# EXTRACTED DATA
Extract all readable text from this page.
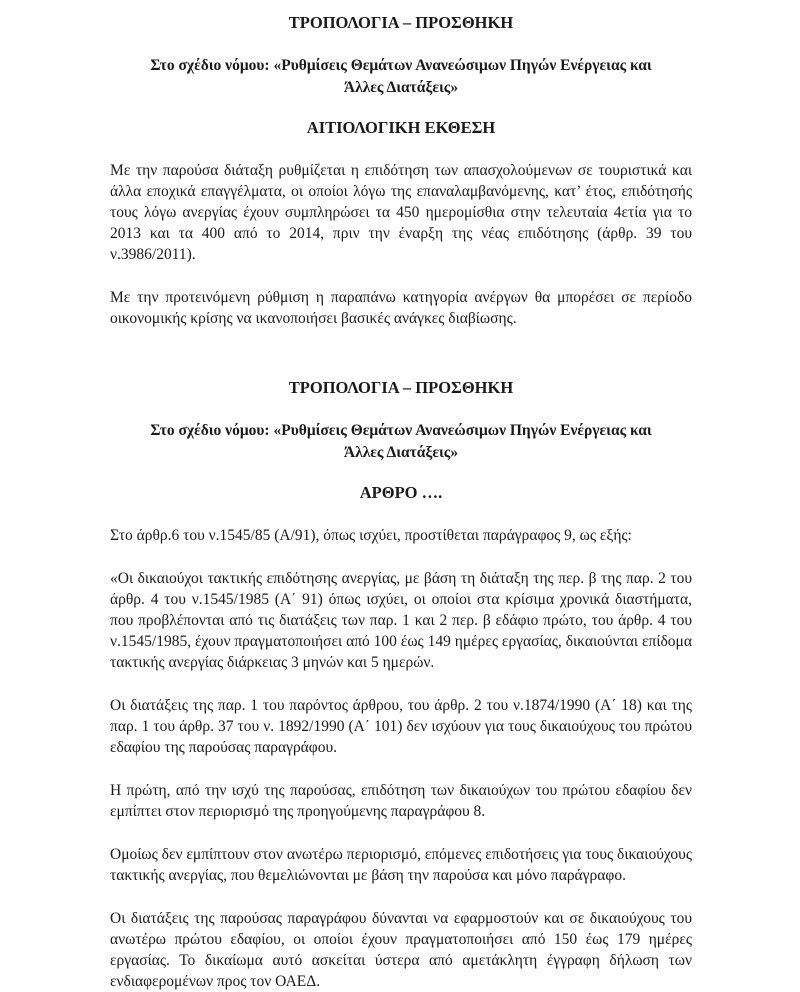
ΤΡΟΠΟΛΟΓΙΑ – ΠΡΟΣΘΗΚΗ
Στο σχέδιο νόμου: «Ρυθμίσεις Θεμάτων Ανανεώσιμων Πηγών Ενέργειας και
Άλλες Διατάξεις»
ΑΙΤΙΟΛΟΓΙΚΗ ΕΚΘΕΣΗ

Με την παρούσα διάταξη ρυθμίζεται η επιδότηση των απασχολούμενων σε τουριστικά και άλλα εποχικά επαγγέλματα, οι οποίοι λόγω της επαναλαμβανόμενης, κατ’ έτος, επιδότησής τους λόγω ανεργίας έχουν συμπληρώσει τα 450 ημερομίσθια στην τελευταία 4ετία για το 2013 και τα 400 από το 2014, πριν την έναρξη της νέας επιδότησης (άρθρ. 39 του ν.3986/2011).

Με την προτεινόμενη ρύθμιση η παραπάνω κατηγορία ανέργων θα μπορέσει σε περίοδο οικονομικής κρίσης να ικανοποιήσει βασικές ανάγκες διαβίωσης.

ΤΡΟΠΟΛΟΓΙΑ – ΠΡΟΣΘΗΚΗ
Στο σχέδιο νόμου: «Ρυθμίσεις Θεμάτων Ανανεώσιμων Πηγών Ενέργειας και
Άλλες Διατάξεις»
ΑΡΘΡΟ ….

Στο άρθρ.6 του ν.1545/85 (Α/91), όπως ισχύει, προστίθεται παράγραφος 9, ως εξής:

«Οι δικαιούχοι τακτικής επιδότησης ανεργίας, με βάση τη διάταξη της περ. β της παρ. 2 του άρθρ. 4 του ν.1545/1985 (Α΄ 91) όπως ισχύει, οι οποίοι στα κρίσιμα χρονικά διαστήματα, που προβλέπονται από τις διατάξεις των παρ. 1 και 2 περ. β εδάφιο πρώτο, του άρθρ. 4 του ν.1545/1985, έχουν πραγματοποιήσει από 100 έως 149 ημέρες εργασίας, δικαιούνται επίδομα τακτικής ανεργίας διάρκειας 3 μηνών και 5 ημερών.

Οι διατάξεις της παρ. 1 του παρόντος άρθρου, του άρθρ. 2 του ν.1874/1990 (Α΄ 18) και της παρ. 1 του άρθρ. 37 του ν. 1892/1990 (Α΄ 101) δεν ισχύουν για τους δικαιούχους του πρώτου εδαφίου της παρούσας παραγράφου.

Η πρώτη, από την ισχύ της παρούσας, επιδότηση των δικαιούχων του πρώτου εδαφίου δεν εμπίπτει στον περιορισμό της προηγούμενης παραγράφου 8.

Ομοίως δεν εμπίπτουν στον ανωτέρω περιορισμό, επόμενες επιδοτήσεις για τους δικαιούχους τακτικής ανεργίας, που θεμελιώνονται με βάση την παρούσα και μόνο παράγραφο.

Οι διατάξεις της παρούσας παραγράφου δύνανται να εφαρμοστούν και σε δικαιούχους του ανωτέρω πρώτου εδαφίου, οι οποίοι έχουν πραγματοποιήσει από 150 έως 179 ημέρες εργασίας. Το δικαίωμα αυτό ασκείται ύστερα από αμετάκλητη έγγραφη δήλωση των ενδιαφερομένων προς τον ΟΑΕΔ.
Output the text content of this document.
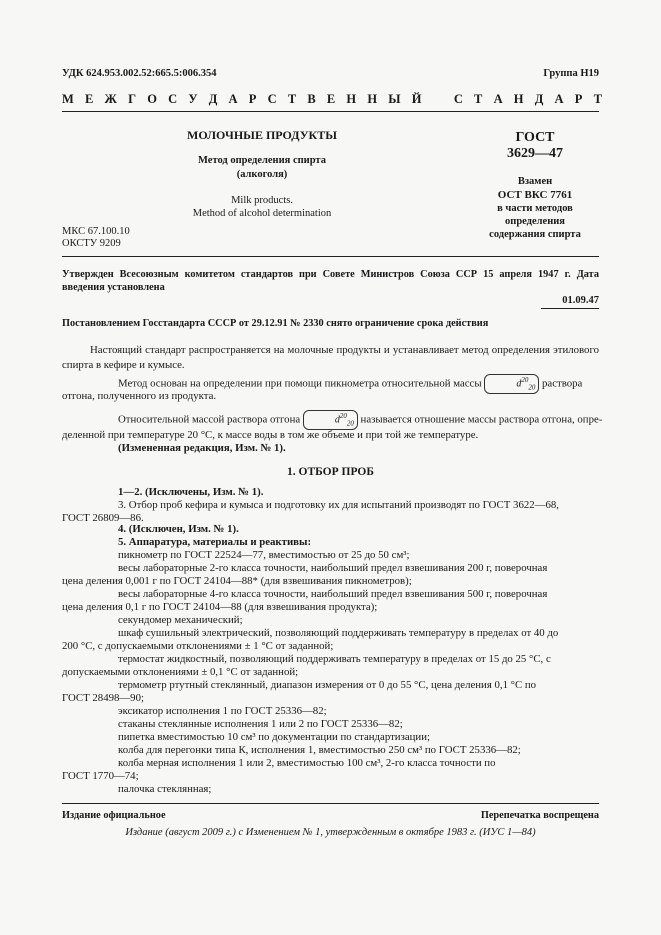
УДК 624.953.002.52:665.5:006.354	Группа Н19
М Е Ж Г О С У Д А Р С Т В Е Н Н Ы Й	С Т А Н Д А Р Т
МОЛОЧНЫЕ ПРОДУКТЫ
Метод определения спирта
(алкоголя)
Milk products.
Method of alcohol determination
МКС 67.100.10
ОКСТУ 9209
ГОСТ
3629—47
Взамен
ОСТ ВКС 7761
в части методов
определения
содержания спирта
Утвержден Всесоюзным комитетом стандартов при Совете Министров Союза ССР 15 апреля 1947 г. Дата
введения установлена
01.09.47
Постановлением Госстандарта СССР от 29.12.91 № 2330 снято ограничение срока действия
Настоящий стандарт распространяется на молочные продукты и устанавливает метод определения этилового спирта в кефире и кумысе.
Метод основан на определении при помощи пикнометра относительной массы	$d^{20}_{20}$ раствора
отгона, полученного из продукта.
Относительной массой раствора отгона	$d^{20}_{20}$ называется отношение массы раствора отгона, опре-
деленной при температуре 20 °С, к массе воды в том же объеме и при той же температуре.
(Измененная редакция, Изм. № 1).
1. ОТБОР ПРОБ
1—2. (Исключены, Изм. № 1).
3. Отбор проб кефира и кумыса и подготовку их для испытаний производят по ГОСТ 3622—68,
ГОСТ 26809—86.
4. (Исключен, Изм. № 1).
5. Аппаратура, материалы и реактивы:
пикнометр по ГОСТ 22524—77, вместимостью от 25 до 50 см³;
весы лабораторные 2-го класса точности, наибольший предел взвешивания 200 г, поверочная
цена деления 0,001 г по ГОСТ 24104—88* (для взвешивания пикнометров);
весы лабораторные 4-го класса точности, наибольший предел взвешивания 500 г, поверочная
цена деления 0,1 г по ГОСТ 24104—88 (для взвешивания продукта);
секундомер механический;
шкаф сушильный электрический, позволяющий поддерживать температуру в пределах от 40 до
200 °С, с допускаемыми отклонениями ± 1 °С от заданной;
термостат жидкостный, позволяющий поддерживать температуру в пределах от 15 до 25 °С, с
допускаемыми отклонениями ± 0,1 °С от заданной;
термометр ртутный стеклянный, диапазон измерения от 0 до 55 °С, цена деления 0,1 °С по
ГОСТ 28498—90;
эксикатор исполнения 1 по ГОСТ 25336—82;
стаканы стеклянные исполнения 1 или 2 по ГОСТ 25336—82;
пипетка вместимостью 10 см³ по документации по стандартизации;
колба для перегонки типа К, исполнения 1, вместимостью 250 см³ по ГОСТ 25336—82;
колба мерная исполнения 1 или 2, вместимостью 100 см³, 2-го класса точности по
ГОСТ 1770—74;
палочка стеклянная;
Издание официальное	Перепечатка воспрещена
Издание (август 2009 г.) с Изменением № 1, утвержденным в октябре 1983 г. (ИУС 1—84)
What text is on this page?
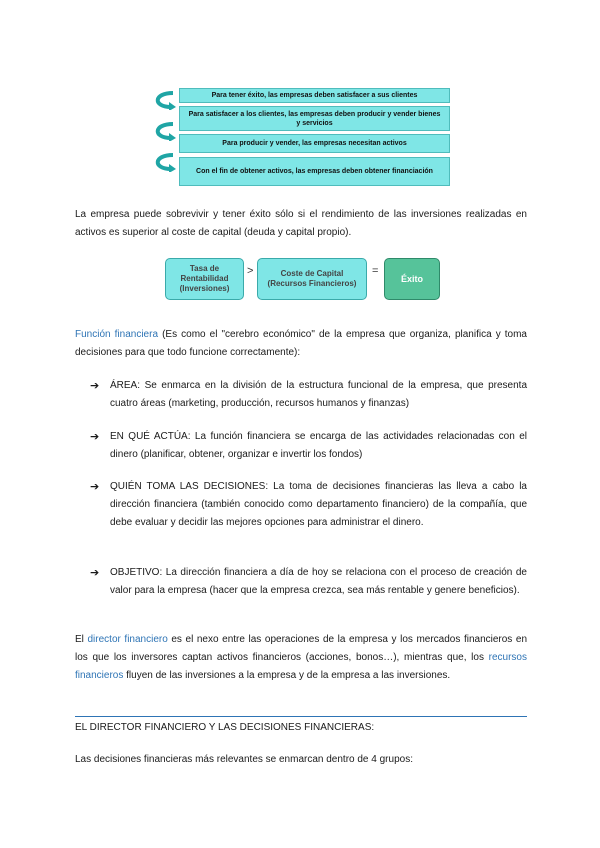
Para tener éxito, las empresas deben satisfacer a sus clientes
Para satisfacer a los clientes, las empresas deben producir y vender bienes y servicios
Para producir y vender, las empresas necesitan activos
Con el fin de obtener activos, las empresas deben obtener financiación
La empresa puede sobrevivir y tener éxito sólo si el rendimiento de las inversiones realizadas en activos es superior al coste de capital (deuda y capital propio).
Tasa de
Rentabilidad
(Inversiones)
>	Coste de Capital
(Recursos Financieros)
=
Éxito
Función financiera (Es como el "cerebro económico" de la empresa que organiza, planifica y toma decisiones para que todo funcione correctamente):
➔	ÁREA: Se enmarca en la división de la estructura funcional de la empresa, que presenta cuatro áreas (marketing, producción, recursos humanos y finanzas)
➔	EN QUÉ ACTÚA: La función financiera se encarga de las actividades relacionadas con el dinero (planificar, obtener, organizar e invertir los fondos)
➔	QUIÉN TOMA LAS DECISIONES: La toma de decisiones financieras las lleva a cabo la dirección financiera (también conocido como departamento financiero) de la compañía, que debe evaluar y decidir las mejores opciones para administrar el dinero.
➔	OBJETIVO: La dirección financiera a día de hoy se relaciona con el proceso de creación de valor para la empresa (hacer que la empresa crezca, sea más rentable y genere beneficios).
El director financiero es el nexo entre las operaciones de la empresa y los mercados financieros en los que los inversores captan activos financieros (acciones, bonos…), mientras que, los recursos financieros fluyen de las inversiones a la empresa y de la empresa a las inversiones.
EL DIRECTOR FINANCIERO Y LAS DECISIONES FINANCIERAS:
Las decisiones financieras más relevantes se enmarcan dentro de 4 grupos:
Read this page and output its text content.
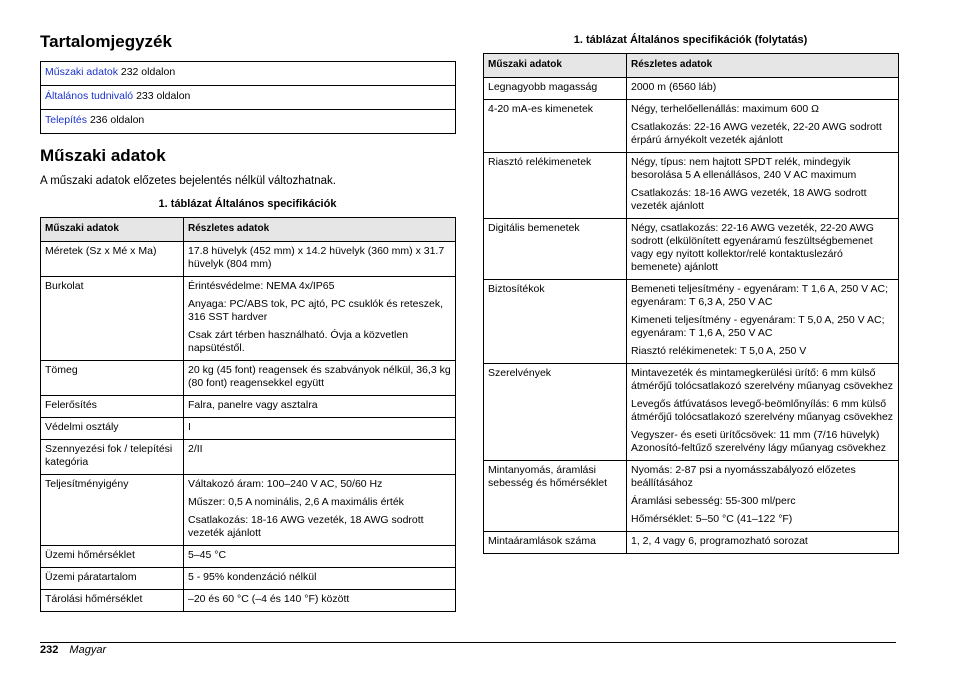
Tartalomjegyzék
Műszaki adatok 232 oldalon
Általános tudnivaló 233 oldalon
Telepítés 236 oldalon
Műszaki adatok
A műszaki adatok előzetes bejelentés nélkül változhatnak.
1. táblázat Általános specifikációk
Műszaki adatok	Részletes adatok
Méretek (Sz x Mé x Ma)	17.8 hüvelyk (452 mm) x 14.2 hüvelyk (360 mm) x 31.7 hüvelyk (804 mm)

Burkolat	Érintésvédelme: NEMA 4x/IP65

Anyaga: PC/ABS tok, PC ajtó, PC csuklók és reteszek, 316 SST hardver

Csak zárt térben használható. Óvja a közvetlen napsütéstől.

Tömeg	20 kg (45 font) reagensek és szabványok nélkül, 36,3 kg (80 font) reagensekkel együtt

Felerősítés	Falra, panelre vagy asztalra

Védelmi osztály	I

Szennyezési fok / telepítési kategória	2/II

Teljesítményigény	Váltakozó áram: 100–240 V AC, 50/60 Hz

Műszer: 0,5 A nominális, 2,6 A maximális érték

Csatlakozás: 18-16 AWG vezeték, 18 AWG sodrott vezeték ajánlott

Üzemi hőmérséklet	5–45 °C

Üzemi páratartalom	5 - 95% kondenzáció nélkül

Tárolási hőmérséklet	–20 és 60 °C (–4 és 140 °F) között

1. táblázat Általános specifikációk (folytatás)
Műszaki adatok	Részletes adatok
Legnagyobb magasság	2000 m (6560 láb)

4-20 mA-es kimenetek	Négy, terhelőellenállás: maximum 600 Ω

Csatlakozás: 22-16 AWG vezeték, 22-20 AWG sodrott érpárú árnyékolt vezeték ajánlott

Riasztó relékimenetek	Négy, típus: nem hajtott SPDT relék, mindegyik besorolása 5 A ellenállásos, 240 V AC maximum

Csatlakozás: 18-16 AWG vezeték, 18 AWG sodrott vezeték ajánlott

Digitális bemenetek	Négy, csatlakozás: 22-16 AWG vezeték, 22-20 AWG sodrott (elkülönített egyenáramú feszültségbemenet vagy egy nyitott kollektor/relé kontaktuslezáró bemenete) ajánlott

Biztosítékok	Bemeneti teljesítmény - egyenáram: T 1,6 A, 250 V AC; egyenáram: T 6,3 A, 250 V AC

Kimeneti teljesítmény - egyenáram: T 5,0 A, 250 V AC; egyenáram: T 1,6 A, 250 V AC

Riasztó relékimenetek: T 5,0 A, 250 V

Szerelvények	Mintavezeték és mintamegkerülési ürítő: 6 mm külső átmérőjű tolócsatlakozó szerelvény műanyag csövekhez

Levegős átfúvatásos levegő-beömlőnyílás: 6 mm külső átmérőjű tolócsatlakozó szerelvény műanyag csövekhez

Vegyszer- és eseti ürítőcsövek: 11 mm (7/16 hüvelyk) Azonosító-feltűző szerelvény lágy műanyag csövekhez

Mintanyomás, áramlási sebesség és hőmérséklet	Nyomás: 2-87 psi a nyomásszabályozó előzetes beállításához

Áramlási sebesség: 55-300 ml/perc

Hőmérséklet: 5–50 °C (41–122 °F)

Mintaáramlások száma	1, 2, 4 vagy 6, programozható sorozat

232 Magyar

# TASK DIRECTIONS
Return only those lines of the records that contain the string "раствора".

# REPLY TO THE TASK
Метод основан на определении при помощи пикнометра относительной массы	$d^{20}_{20}$ раствора
Относительной массой раствора отгона	$d^{20}_{20}$ называется отношение массы раствора отгона, опре-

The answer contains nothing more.